**** Supplied material ****

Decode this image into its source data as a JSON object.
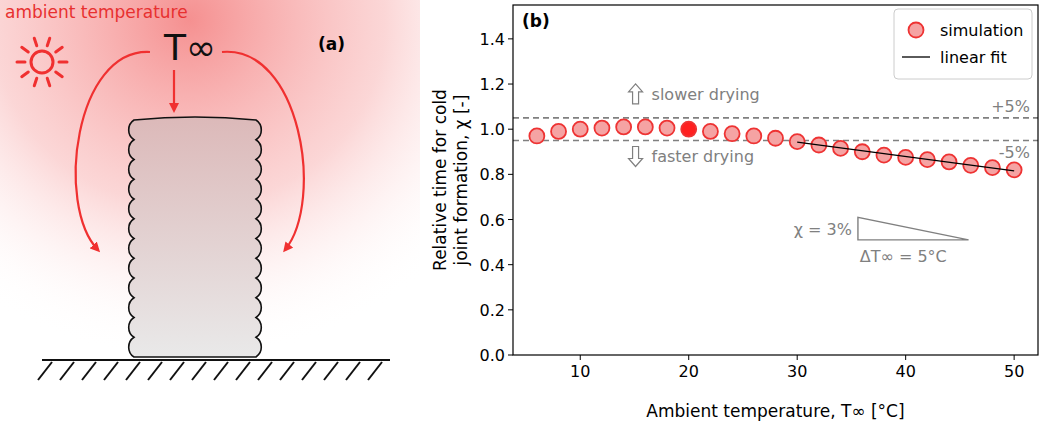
{
  "panel_a": {
    "label": "(a)",
    "title": "ambient temperature",
    "symbol": "T∞"
  },
  "chart_data": {
    "type": "scatter",
    "panel_label": "(b)",
    "xlabel": "Ambient temperature, T∞ [°C]",
    "ylabel": "Relative time for cold joint formation, χ [-]",
    "xlim": [
      3.8,
      52.2
    ],
    "ylim": [
      0,
      1.55
    ],
    "xticks": [
      10,
      20,
      30,
      40,
      50
    ],
    "yticks": [
      {
        "value": 0,
        "label": "0.0"
      },
      {
        "value": 0.2,
        "label": "0.2"
      },
      {
        "value": 0.4,
        "label": "0.4"
      },
      {
        "value": 0.6,
        "label": "0.6"
      },
      {
        "value": 0.8,
        "label": "0.8"
      },
      {
        "value": 1.0,
        "label": "1.0"
      },
      {
        "value": 1.2,
        "label": "1.2"
      },
      {
        "value": 1.4,
        "label": "1.4"
      }
    ],
    "grid": false,
    "legend": "upper right",
    "series": [
      {
        "name": "simulation",
        "type": "scatter",
        "marker": "circle",
        "color": "#ee3333",
        "colors": [
          "#f5a3a3",
          "#f5a3a3",
          "#f5a3a3",
          "#f5a3a3",
          "#f5a3a3",
          "#f5a3a3",
          "#f5a3a3",
          "#ff2020",
          "#f5a3a3",
          "#f5a3a3",
          "#f5a3a3",
          "#f5a3a3",
          "#f5a3a3",
          "#f5a3a3",
          "#f5a3a3",
          "#f5a3a3",
          "#f5a3a3",
          "#f5a3a3",
          "#f5a3a3",
          "#f5a3a3",
          "#f5a3a3",
          "#f5a3a3",
          "#f5a3a3"
        ],
        "x": [
          6,
          8,
          10,
          12,
          14,
          16,
          18,
          20,
          22,
          24,
          26,
          28,
          30,
          32,
          34,
          36,
          38,
          40,
          42,
          44,
          46,
          48,
          50
        ],
        "values": [
          0.97,
          0.99,
          1.0,
          1.005,
          1.01,
          1.01,
          1.005,
          1.0,
          0.99,
          0.98,
          0.97,
          0.96,
          0.945,
          0.93,
          0.915,
          0.9,
          0.885,
          0.875,
          0.865,
          0.855,
          0.84,
          0.83,
          0.82
        ]
      },
      {
        "name": "linear fit",
        "type": "line",
        "line_style": "solid",
        "color": "#000000",
        "x": [
          30,
          50
        ],
        "values": [
          0.943,
          0.815
        ]
      }
    ],
    "reference_lines": [
      {
        "value": 1.05,
        "label": "+5%",
        "text": "slower drying",
        "x": 15.1
      },
      {
        "value": 0.95,
        "label": "-5%",
        "text": "faster drying",
        "x": 15.1
      }
    ],
    "annotations": [
      {
        "type": "slope_triangle",
        "x": [
          35.6,
          45.8
        ],
        "y": [
          0.51,
          0.61
        ],
        "labels": [
          "χ = 3%",
          "ΔT∞ = 5°C"
        ]
      }
    ]
  }
}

****

Identify every line holding the word "type" and copy it out.

* **Solution**:
    "type": "scatter",
        "type": "scatter",
        "type": "line",
        "type": "slope_triangle",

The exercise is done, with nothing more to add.